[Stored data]
:::

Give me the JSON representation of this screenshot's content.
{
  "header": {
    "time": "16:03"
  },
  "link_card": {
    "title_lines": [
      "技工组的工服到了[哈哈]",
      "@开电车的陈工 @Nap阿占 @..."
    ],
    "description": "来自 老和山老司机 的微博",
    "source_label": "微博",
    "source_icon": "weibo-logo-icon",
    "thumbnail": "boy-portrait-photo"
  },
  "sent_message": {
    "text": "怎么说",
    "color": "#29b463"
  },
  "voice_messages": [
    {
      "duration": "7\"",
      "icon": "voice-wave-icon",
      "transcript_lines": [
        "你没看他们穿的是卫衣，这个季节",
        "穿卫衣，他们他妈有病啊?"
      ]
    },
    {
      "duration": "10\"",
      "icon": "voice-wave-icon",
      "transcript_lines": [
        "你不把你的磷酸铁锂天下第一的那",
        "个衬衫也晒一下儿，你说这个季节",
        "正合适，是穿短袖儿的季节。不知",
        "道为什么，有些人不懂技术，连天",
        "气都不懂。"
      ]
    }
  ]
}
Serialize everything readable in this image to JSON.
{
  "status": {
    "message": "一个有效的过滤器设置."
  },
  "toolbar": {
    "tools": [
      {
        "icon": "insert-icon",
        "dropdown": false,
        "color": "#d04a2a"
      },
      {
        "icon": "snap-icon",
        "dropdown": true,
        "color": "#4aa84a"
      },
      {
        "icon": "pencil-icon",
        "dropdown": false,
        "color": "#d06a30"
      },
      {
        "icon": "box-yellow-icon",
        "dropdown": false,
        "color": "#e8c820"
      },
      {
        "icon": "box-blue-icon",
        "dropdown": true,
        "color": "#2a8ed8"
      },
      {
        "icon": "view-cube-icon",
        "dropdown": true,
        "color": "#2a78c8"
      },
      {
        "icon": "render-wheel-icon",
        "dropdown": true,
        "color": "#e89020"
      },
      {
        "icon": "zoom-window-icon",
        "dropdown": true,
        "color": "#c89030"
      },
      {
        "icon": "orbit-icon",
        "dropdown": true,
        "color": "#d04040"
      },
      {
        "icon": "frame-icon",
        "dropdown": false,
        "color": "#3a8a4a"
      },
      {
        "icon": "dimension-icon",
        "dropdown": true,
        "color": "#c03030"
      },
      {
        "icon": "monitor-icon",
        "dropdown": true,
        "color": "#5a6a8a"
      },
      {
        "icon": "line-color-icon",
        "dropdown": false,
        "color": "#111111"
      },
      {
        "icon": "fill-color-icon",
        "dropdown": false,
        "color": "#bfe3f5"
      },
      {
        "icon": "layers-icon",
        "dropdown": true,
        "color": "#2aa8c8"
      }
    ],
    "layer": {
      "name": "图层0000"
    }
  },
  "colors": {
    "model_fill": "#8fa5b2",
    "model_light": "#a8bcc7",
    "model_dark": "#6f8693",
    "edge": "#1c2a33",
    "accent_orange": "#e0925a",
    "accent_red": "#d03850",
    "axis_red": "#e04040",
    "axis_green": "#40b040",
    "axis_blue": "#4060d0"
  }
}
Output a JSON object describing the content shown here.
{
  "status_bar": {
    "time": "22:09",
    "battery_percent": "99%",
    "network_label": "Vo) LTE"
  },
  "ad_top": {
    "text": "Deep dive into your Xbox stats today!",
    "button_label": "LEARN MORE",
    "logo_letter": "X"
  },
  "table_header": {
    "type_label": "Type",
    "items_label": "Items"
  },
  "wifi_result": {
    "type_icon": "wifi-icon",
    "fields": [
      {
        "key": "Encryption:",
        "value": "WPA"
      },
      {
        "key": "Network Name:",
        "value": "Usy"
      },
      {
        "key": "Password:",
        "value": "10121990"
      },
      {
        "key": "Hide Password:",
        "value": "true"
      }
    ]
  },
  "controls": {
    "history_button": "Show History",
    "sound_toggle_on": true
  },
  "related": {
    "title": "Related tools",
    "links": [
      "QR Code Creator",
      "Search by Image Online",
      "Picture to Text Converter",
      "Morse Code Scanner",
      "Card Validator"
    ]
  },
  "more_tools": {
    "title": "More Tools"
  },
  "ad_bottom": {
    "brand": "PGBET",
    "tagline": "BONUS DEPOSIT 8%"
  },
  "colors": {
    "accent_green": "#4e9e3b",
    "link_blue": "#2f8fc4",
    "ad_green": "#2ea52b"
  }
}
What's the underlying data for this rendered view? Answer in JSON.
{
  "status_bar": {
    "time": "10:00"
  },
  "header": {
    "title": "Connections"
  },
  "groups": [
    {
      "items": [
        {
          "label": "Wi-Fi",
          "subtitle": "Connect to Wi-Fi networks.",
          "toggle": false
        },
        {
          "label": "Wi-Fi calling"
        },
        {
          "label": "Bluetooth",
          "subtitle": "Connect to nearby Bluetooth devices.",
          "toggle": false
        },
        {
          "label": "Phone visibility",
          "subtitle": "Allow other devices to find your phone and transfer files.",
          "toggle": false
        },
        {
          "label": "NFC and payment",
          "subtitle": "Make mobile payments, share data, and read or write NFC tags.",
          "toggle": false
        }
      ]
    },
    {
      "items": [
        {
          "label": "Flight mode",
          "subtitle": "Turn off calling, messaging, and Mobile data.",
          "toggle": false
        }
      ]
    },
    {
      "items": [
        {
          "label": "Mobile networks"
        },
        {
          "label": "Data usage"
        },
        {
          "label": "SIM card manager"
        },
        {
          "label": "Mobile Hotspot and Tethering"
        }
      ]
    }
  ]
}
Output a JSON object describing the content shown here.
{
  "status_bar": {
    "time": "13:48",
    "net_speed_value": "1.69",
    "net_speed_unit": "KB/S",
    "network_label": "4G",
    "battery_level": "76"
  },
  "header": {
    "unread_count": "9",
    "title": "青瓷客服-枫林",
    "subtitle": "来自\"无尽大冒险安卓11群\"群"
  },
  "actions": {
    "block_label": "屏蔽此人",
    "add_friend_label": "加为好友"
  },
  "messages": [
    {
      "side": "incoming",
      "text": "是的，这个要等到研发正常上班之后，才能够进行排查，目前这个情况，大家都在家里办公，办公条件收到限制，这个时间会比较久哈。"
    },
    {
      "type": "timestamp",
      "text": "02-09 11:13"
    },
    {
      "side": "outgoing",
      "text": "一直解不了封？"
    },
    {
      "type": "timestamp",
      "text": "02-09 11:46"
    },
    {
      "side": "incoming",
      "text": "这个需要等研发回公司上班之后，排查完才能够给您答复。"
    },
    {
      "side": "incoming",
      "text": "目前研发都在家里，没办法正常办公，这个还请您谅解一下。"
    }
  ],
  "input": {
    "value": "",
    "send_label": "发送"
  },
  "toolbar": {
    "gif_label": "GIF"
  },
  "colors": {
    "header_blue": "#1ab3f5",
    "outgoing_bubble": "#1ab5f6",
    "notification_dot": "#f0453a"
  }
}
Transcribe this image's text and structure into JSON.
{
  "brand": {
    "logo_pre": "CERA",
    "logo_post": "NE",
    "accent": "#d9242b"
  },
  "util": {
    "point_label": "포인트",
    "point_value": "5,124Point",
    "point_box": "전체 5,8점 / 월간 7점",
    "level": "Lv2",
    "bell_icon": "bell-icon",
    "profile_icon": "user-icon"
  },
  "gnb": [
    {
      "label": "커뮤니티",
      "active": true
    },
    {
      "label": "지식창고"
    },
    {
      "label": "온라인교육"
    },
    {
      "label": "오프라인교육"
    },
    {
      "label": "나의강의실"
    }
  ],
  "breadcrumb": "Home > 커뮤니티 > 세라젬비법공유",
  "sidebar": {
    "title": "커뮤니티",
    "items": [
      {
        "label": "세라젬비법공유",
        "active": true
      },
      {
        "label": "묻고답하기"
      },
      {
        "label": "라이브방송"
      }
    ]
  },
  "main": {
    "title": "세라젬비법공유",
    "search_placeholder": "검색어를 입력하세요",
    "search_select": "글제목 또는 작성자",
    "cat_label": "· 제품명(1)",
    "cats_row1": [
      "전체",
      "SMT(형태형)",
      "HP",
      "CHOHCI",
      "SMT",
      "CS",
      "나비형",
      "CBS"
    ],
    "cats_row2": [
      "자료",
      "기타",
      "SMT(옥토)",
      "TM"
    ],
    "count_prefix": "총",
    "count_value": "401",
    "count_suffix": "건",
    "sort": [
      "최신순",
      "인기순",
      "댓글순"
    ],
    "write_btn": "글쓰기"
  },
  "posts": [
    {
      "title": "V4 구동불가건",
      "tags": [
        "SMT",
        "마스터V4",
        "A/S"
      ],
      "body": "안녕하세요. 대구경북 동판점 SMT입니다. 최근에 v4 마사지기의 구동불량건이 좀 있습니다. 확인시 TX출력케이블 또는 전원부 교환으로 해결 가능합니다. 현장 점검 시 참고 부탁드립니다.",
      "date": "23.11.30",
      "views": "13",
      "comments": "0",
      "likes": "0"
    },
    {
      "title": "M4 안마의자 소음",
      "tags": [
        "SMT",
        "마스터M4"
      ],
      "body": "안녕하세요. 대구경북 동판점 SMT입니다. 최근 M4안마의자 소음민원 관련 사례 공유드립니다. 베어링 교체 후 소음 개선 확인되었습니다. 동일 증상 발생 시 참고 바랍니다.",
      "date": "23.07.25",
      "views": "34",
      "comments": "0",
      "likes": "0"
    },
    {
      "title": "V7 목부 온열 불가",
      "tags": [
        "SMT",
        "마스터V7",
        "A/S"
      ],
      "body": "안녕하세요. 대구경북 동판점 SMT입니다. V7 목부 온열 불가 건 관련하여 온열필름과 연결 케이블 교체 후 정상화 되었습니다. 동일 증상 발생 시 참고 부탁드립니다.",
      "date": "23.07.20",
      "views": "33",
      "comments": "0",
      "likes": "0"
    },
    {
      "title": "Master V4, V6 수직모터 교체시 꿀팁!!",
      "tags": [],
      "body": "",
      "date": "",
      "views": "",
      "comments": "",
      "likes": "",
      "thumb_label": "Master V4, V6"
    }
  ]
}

:::

**What this task involves**
Check each line of the entries above for the word "body". List the ones that have it.

**Answer for this exercise**
      "body": "안녕하세요. 대구경북 동판점 SMT입니다. 최근에 v4 마사지기의 구동불량건이 좀 있습니다. 확인시 TX출력케이블 또는 전원부 교환으로 해결 가능합니다. 현장 점검 시 참고 부탁드립니다.",
      "body": "안녕하세요. 대구경북 동판점 SMT입니다. 최근 M4안마의자 소음민원 관련 사례 공유드립니다. 베어링 교체 후 소음 개선 확인되었습니다. 동일 증상 발생 시 참고 바랍니다.",
      "body": "안녕하세요. 대구경북 동판점 SMT입니다. V7 목부 온열 불가 건 관련하여 온열필름과 연결 케이블 교체 후 정상화 되었습니다. 동일 증상 발생 시 참고 부탁드립니다.",
      "body": "",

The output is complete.